------ Given records ------

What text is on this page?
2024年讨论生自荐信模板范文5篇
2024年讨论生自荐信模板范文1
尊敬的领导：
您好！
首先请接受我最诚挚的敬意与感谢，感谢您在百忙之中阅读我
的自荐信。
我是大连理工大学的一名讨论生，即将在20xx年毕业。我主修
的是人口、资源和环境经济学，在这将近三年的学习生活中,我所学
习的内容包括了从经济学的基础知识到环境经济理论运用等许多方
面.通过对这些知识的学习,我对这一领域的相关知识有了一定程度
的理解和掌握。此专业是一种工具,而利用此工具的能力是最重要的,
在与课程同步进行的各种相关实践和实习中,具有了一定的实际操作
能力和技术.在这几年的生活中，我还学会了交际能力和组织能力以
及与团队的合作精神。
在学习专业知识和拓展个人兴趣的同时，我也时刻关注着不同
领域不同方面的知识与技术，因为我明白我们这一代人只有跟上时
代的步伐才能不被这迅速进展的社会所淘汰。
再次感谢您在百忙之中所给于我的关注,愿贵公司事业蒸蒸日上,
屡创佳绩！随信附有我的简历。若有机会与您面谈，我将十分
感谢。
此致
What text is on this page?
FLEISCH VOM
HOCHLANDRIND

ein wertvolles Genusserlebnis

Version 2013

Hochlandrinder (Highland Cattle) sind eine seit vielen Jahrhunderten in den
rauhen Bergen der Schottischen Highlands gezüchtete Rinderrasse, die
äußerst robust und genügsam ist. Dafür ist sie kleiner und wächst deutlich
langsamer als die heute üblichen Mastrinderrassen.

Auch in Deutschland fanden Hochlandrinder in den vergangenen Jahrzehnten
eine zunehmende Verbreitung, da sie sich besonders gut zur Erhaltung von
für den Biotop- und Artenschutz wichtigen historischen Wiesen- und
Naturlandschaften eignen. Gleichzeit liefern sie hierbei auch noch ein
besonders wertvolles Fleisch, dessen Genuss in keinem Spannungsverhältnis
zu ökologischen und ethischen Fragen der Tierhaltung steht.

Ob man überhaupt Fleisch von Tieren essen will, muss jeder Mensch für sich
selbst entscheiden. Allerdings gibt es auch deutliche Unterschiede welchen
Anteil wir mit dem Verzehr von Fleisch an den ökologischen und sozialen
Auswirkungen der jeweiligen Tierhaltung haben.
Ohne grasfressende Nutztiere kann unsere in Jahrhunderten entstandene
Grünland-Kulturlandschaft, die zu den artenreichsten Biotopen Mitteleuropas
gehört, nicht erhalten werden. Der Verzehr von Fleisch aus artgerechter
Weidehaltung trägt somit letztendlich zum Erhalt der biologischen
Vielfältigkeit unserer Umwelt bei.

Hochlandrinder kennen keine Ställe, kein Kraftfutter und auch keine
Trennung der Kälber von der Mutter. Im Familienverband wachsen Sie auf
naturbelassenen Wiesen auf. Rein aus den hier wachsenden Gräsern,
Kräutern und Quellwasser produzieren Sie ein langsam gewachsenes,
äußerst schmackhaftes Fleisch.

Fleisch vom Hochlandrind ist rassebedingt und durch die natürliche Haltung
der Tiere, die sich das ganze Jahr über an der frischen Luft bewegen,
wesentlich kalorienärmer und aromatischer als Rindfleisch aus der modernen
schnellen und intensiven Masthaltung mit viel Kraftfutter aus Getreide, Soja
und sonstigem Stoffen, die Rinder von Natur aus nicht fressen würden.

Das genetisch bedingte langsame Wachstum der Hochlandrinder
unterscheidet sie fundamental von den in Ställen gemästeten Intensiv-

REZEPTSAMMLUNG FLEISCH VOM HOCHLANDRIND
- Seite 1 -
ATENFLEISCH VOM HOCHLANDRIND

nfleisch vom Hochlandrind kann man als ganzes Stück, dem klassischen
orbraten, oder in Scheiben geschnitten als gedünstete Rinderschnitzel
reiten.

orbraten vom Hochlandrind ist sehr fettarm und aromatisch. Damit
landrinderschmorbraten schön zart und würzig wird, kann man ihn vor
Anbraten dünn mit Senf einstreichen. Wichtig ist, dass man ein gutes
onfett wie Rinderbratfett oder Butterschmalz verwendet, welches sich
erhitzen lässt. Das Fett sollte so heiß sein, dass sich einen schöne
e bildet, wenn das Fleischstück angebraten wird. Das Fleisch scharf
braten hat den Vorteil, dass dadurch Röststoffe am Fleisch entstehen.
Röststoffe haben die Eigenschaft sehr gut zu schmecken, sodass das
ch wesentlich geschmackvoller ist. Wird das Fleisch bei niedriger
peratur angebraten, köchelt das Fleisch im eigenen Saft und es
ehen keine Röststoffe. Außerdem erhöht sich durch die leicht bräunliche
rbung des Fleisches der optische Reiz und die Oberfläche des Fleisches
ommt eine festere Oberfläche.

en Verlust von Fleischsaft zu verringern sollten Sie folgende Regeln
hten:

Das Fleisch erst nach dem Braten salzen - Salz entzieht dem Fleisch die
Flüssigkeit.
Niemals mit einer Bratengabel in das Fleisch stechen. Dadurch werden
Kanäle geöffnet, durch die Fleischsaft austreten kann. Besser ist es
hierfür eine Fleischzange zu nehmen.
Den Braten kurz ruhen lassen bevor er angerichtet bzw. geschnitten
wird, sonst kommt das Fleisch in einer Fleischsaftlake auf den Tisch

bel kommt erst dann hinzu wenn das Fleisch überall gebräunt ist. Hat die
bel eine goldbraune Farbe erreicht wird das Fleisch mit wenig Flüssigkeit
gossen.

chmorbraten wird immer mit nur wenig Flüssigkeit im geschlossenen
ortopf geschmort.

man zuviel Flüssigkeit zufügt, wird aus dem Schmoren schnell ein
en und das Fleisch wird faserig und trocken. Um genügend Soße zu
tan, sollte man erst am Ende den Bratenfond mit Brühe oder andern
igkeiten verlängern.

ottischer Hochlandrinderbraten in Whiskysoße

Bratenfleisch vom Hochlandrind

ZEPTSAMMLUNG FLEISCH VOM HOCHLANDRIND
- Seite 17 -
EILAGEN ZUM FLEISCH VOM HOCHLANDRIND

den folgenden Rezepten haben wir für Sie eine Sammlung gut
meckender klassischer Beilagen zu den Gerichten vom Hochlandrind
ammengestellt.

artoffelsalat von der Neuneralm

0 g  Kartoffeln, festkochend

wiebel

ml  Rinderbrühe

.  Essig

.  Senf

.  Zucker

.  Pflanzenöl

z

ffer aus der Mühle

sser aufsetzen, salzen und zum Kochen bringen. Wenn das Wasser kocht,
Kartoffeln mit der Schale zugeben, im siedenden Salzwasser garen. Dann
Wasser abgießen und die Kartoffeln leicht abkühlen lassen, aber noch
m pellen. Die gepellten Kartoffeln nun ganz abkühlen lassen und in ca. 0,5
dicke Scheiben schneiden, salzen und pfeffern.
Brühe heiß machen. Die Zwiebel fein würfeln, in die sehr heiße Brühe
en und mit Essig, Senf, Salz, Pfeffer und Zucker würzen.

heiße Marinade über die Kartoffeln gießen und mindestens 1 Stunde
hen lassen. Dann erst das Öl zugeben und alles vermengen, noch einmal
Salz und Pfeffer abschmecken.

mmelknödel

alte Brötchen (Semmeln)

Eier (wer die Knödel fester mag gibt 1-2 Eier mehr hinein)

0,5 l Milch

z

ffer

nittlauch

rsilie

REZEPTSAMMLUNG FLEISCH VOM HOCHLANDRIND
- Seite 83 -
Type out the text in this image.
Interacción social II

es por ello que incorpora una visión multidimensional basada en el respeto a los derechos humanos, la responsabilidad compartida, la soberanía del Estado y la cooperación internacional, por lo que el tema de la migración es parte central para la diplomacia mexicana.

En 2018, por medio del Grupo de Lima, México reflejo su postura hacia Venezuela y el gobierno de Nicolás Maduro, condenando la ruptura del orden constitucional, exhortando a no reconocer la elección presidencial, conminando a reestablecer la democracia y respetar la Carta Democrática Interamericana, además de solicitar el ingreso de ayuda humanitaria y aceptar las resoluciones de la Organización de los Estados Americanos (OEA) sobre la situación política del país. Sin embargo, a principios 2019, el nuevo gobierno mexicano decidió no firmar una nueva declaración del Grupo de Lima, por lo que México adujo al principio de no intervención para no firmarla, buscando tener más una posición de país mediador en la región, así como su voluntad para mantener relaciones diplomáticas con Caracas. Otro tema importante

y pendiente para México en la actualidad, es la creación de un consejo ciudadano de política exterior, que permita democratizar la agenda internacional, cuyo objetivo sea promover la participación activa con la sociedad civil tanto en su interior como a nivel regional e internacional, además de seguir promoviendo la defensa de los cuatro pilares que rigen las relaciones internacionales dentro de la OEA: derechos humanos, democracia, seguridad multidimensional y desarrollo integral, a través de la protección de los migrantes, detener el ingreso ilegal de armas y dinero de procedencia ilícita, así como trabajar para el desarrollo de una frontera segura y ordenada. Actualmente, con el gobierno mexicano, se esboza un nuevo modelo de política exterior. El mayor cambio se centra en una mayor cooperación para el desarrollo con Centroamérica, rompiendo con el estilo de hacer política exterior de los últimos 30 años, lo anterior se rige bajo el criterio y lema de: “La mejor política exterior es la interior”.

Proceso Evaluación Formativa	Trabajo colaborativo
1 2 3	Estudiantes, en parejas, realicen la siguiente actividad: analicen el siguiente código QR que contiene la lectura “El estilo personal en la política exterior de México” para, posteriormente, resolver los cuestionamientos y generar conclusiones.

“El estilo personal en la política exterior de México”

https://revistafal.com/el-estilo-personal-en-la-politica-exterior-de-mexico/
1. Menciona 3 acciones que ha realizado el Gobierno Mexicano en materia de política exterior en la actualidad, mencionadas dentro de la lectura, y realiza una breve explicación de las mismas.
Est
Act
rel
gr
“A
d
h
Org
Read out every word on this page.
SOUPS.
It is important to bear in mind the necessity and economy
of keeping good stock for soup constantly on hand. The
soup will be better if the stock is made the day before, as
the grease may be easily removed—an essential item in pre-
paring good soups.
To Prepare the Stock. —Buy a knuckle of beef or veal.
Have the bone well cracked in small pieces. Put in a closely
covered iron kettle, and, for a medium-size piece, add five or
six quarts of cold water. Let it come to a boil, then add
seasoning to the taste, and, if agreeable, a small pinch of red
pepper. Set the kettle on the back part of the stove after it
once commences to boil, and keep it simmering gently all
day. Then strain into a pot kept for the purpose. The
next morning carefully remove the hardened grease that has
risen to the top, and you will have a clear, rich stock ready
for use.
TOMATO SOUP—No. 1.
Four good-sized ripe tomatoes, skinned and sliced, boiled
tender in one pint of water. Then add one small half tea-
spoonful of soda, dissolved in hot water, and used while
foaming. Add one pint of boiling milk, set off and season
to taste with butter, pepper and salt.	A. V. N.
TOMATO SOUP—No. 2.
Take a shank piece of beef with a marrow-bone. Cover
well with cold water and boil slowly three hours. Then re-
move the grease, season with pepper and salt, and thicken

------

(Exercise requirements) From the listing above, copy every line that holds the string "zugeben".

(Answer to the task)
Kartoffeln mit der Schale zugeben, im siedenden Salzwasser garen. Dann
hen lassen. Dann erst das Öl zugeben und alles vermengen, noch einmal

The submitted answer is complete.